#### [Task goal]
In the entries below, find every line with "затраты" and copy it.

#### [Excerpted data]
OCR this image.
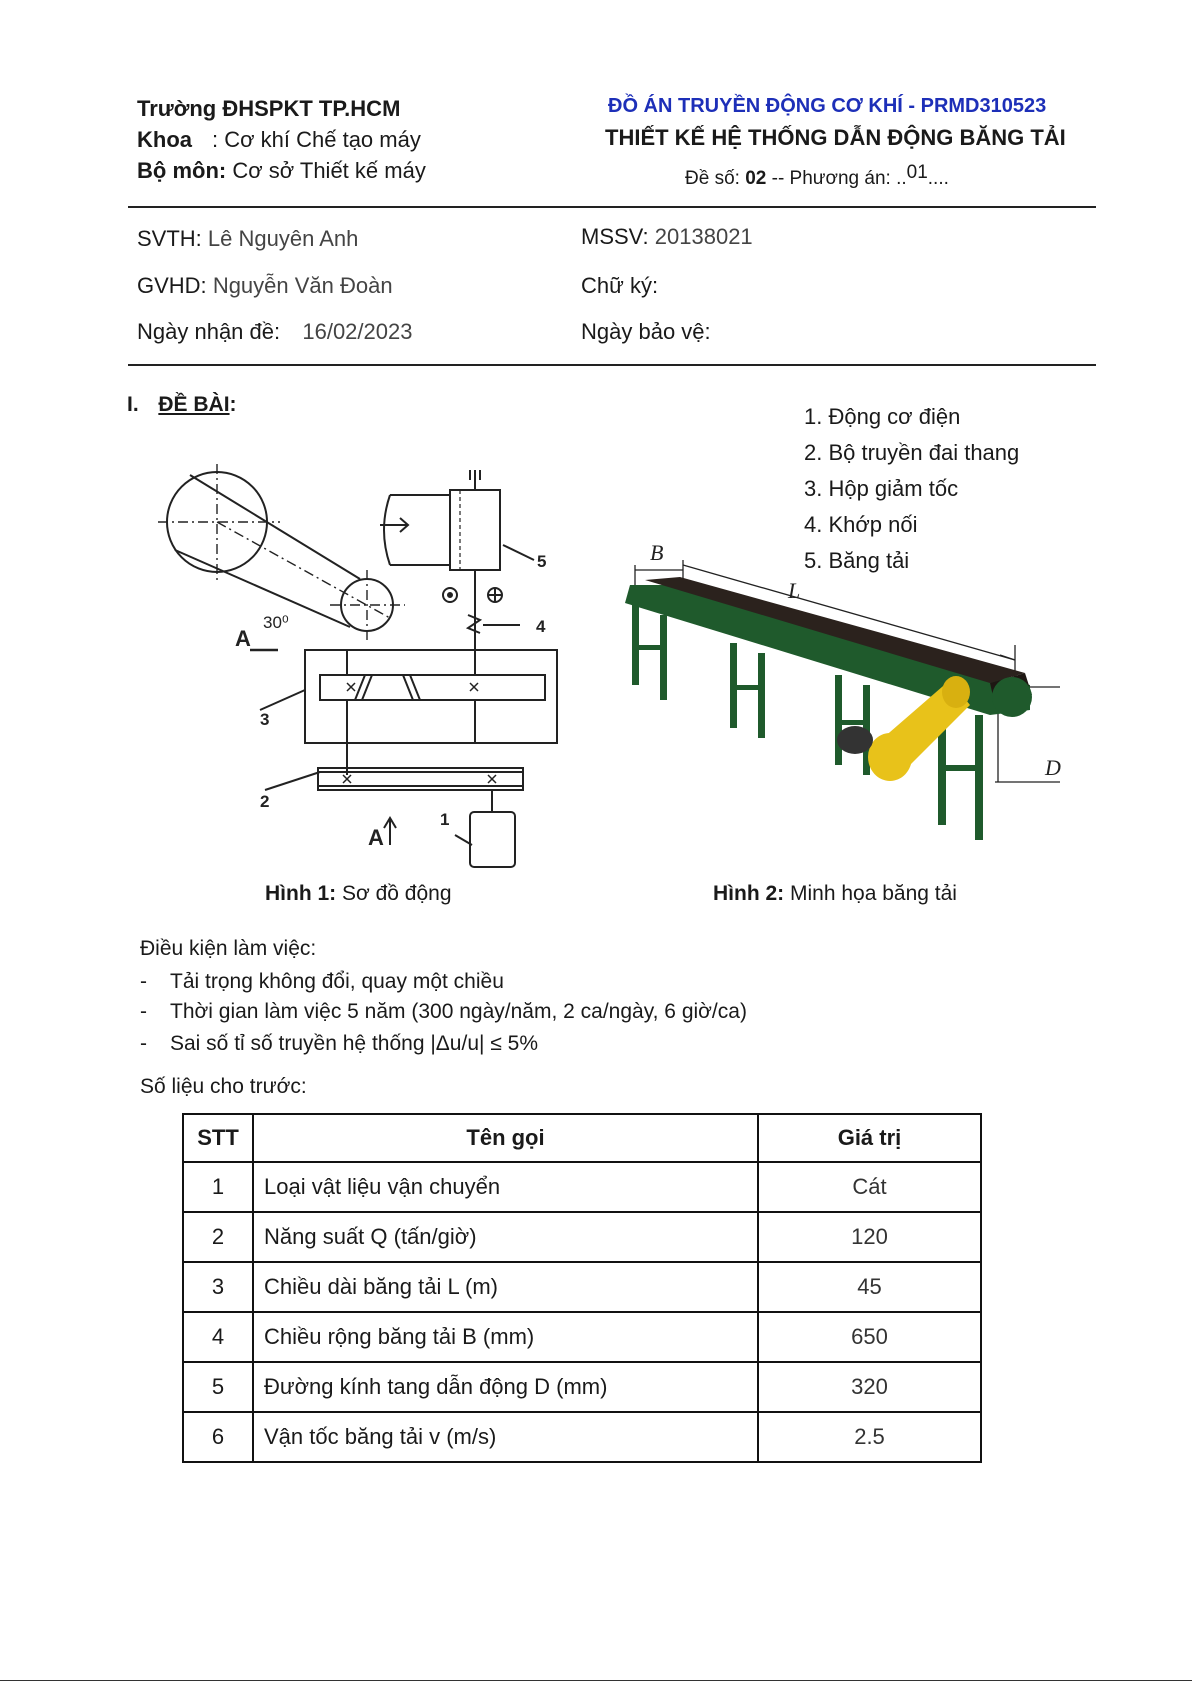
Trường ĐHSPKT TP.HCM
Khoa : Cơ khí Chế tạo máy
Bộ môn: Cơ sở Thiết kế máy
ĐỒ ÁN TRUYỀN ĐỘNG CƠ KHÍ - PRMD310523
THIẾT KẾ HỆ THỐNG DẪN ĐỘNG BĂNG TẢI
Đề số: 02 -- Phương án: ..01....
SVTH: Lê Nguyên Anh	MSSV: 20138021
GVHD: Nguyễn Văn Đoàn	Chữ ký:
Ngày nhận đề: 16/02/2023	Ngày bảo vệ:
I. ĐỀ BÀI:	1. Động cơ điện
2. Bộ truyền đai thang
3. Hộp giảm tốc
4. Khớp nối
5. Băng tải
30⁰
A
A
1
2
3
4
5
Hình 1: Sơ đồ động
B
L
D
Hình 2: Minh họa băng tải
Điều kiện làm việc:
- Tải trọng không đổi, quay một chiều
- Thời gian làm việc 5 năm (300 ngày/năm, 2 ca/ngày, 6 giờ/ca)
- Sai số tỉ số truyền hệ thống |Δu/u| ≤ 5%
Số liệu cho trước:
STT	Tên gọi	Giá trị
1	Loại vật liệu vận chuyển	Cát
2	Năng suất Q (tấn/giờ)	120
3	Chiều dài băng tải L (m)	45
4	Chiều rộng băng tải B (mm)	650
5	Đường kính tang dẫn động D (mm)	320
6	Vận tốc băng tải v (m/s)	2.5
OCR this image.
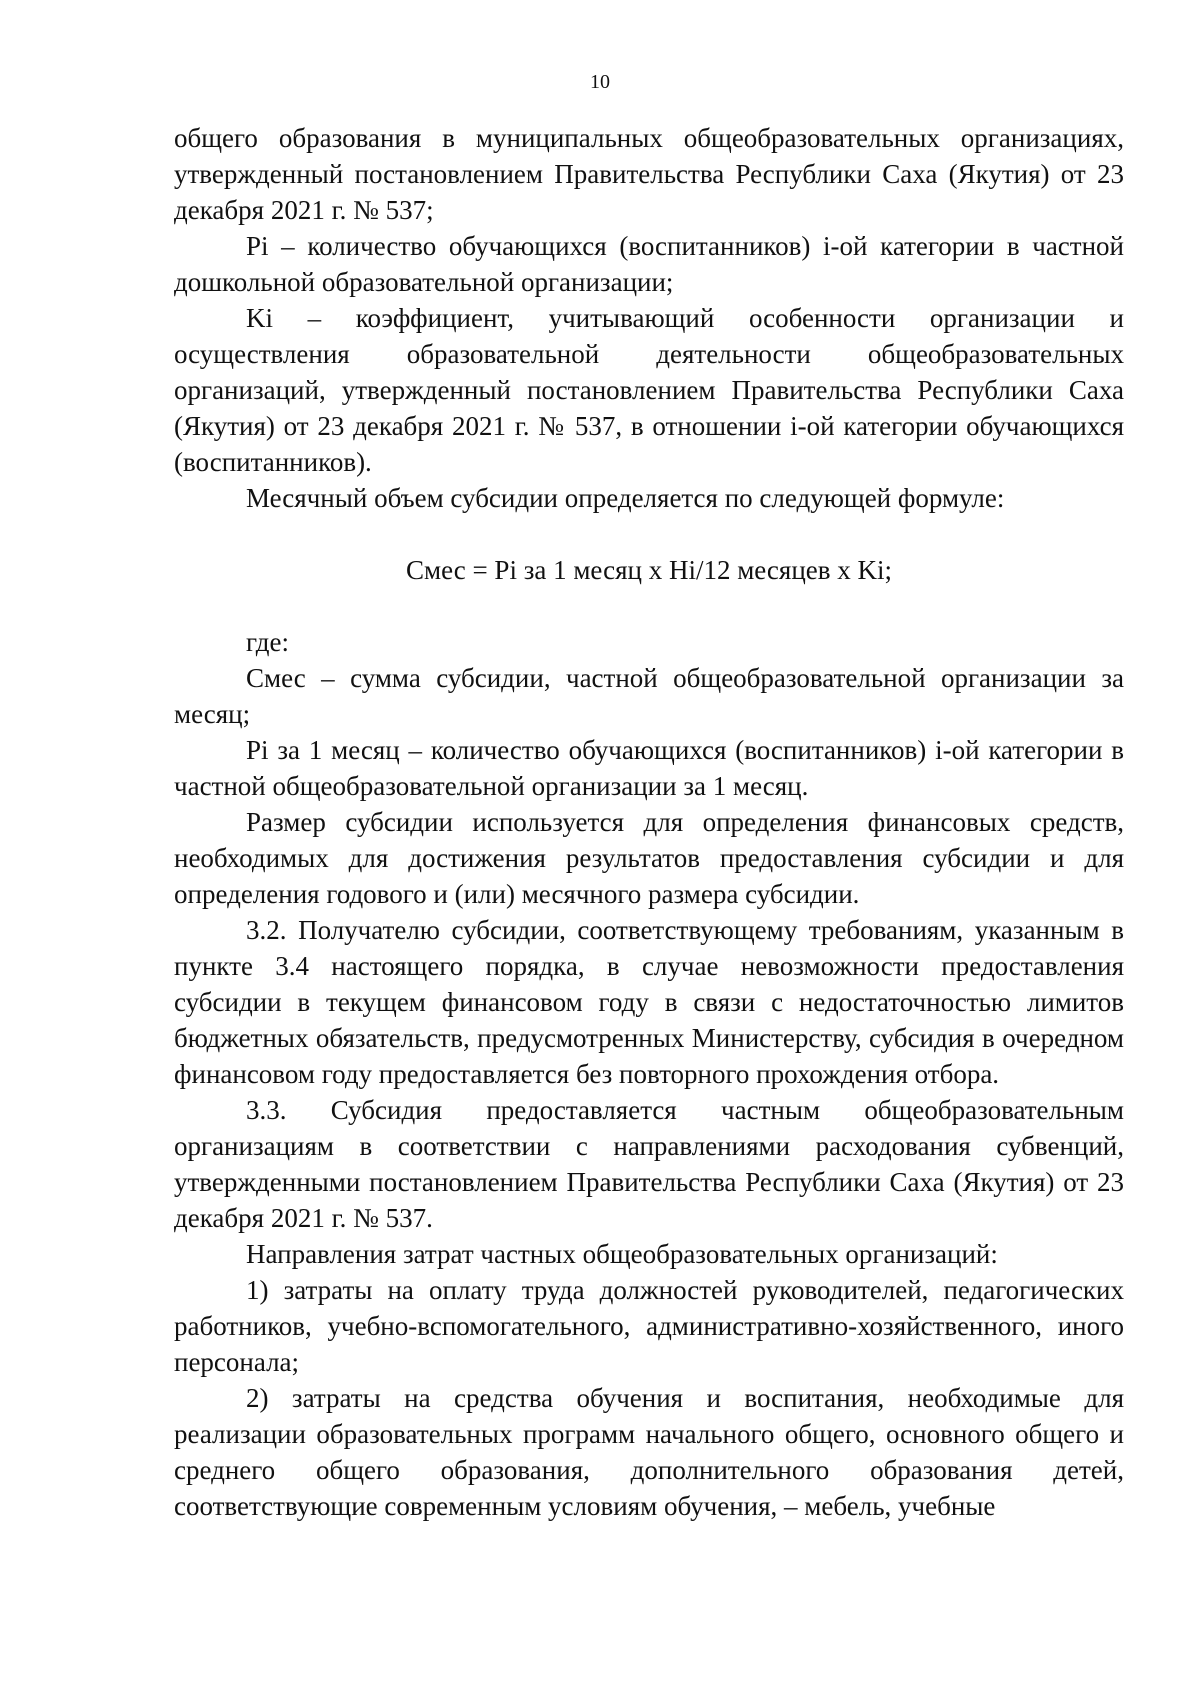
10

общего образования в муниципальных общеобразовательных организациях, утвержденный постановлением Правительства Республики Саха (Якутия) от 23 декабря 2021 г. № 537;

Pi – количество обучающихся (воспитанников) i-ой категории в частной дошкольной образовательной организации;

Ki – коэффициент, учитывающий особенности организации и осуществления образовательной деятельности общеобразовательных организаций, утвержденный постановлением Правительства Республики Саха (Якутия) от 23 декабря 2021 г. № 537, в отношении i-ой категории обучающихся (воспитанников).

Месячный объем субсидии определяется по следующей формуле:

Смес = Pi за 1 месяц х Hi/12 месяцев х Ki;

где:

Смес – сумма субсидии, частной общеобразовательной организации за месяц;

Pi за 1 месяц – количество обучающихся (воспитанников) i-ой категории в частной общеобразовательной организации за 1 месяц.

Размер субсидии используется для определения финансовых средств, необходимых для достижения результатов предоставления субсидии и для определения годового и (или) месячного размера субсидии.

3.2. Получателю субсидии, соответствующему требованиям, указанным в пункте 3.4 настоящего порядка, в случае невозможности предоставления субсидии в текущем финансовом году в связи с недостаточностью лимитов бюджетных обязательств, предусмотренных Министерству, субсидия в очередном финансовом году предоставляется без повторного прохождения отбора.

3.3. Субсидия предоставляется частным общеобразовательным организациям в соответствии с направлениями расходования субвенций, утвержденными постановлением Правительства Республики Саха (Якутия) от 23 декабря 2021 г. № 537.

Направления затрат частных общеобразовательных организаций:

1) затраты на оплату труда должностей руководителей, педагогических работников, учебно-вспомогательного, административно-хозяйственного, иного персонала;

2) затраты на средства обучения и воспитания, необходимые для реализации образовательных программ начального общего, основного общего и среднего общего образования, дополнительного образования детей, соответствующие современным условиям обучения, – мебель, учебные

#### [Reply]
1) затраты на оплату труда должностей руководителей, педагогических работников, учебно-вспомогательного, административно-хозяйственного, иного персонала;
2) затраты на средства обучения и воспитания, необходимые для реализации образовательных программ начального общего, основного общего и среднего общего образования, дополнительного образования детей, соответствующие современным условиям обучения, – мебель, учебные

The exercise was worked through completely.